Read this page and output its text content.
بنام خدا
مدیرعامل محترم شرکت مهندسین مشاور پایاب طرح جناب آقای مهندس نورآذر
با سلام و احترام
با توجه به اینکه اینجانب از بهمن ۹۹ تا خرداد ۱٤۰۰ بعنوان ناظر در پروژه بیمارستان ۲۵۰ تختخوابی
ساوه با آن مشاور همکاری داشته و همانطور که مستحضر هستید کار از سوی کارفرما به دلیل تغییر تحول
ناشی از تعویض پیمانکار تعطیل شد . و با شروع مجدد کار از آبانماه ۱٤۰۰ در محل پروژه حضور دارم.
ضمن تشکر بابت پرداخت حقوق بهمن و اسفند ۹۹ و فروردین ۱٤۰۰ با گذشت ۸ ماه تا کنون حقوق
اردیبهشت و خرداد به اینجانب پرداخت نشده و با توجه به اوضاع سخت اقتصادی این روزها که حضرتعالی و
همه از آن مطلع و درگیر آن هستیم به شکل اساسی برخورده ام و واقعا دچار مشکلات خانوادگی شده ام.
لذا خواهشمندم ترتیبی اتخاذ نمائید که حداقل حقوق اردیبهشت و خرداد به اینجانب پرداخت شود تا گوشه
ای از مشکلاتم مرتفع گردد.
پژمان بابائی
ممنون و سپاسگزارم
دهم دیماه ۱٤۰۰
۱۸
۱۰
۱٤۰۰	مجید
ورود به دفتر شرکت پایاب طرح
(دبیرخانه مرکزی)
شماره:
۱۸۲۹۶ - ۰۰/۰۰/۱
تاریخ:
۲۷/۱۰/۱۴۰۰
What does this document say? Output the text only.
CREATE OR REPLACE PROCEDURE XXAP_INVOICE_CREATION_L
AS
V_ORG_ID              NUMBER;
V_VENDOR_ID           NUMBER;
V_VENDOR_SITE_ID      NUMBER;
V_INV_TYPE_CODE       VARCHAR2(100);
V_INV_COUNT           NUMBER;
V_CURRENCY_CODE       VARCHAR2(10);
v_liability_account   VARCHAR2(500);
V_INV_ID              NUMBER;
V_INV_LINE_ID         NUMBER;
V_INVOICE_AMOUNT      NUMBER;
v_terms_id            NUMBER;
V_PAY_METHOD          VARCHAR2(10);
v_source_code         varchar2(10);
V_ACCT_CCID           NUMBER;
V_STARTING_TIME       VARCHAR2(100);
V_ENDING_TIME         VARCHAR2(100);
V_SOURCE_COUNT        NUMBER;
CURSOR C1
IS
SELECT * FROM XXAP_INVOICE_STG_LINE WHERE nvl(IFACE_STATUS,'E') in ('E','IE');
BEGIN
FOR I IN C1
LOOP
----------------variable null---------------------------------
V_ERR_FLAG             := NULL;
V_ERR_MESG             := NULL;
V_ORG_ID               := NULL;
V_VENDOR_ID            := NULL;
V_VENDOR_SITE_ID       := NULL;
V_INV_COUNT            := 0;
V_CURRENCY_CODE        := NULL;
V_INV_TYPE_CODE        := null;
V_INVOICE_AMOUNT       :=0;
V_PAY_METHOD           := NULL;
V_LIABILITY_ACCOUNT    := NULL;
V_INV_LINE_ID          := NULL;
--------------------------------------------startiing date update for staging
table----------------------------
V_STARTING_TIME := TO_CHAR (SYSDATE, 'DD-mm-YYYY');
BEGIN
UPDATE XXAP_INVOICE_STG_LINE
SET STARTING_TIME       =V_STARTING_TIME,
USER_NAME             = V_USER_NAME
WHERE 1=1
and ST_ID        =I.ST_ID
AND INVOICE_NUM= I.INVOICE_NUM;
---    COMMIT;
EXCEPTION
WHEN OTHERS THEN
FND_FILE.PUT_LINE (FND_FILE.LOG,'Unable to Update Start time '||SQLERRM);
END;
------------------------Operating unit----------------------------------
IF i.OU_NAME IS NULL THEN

________________________________________

Filter the entries and copy out every line with the word "توجه".

| Correct output |
با توجه به اینکه اینجانب از بهمن ۹۹ تا خرداد ۱٤۰۰ بعنوان ناظر در پروژه بیمارستان ۲۵۰ تختخوابی
اردیبهشت و خرداد به اینجانب پرداخت نشده و با توجه به اوضاع سخت اقتصادی این روزها که حضرتعالی و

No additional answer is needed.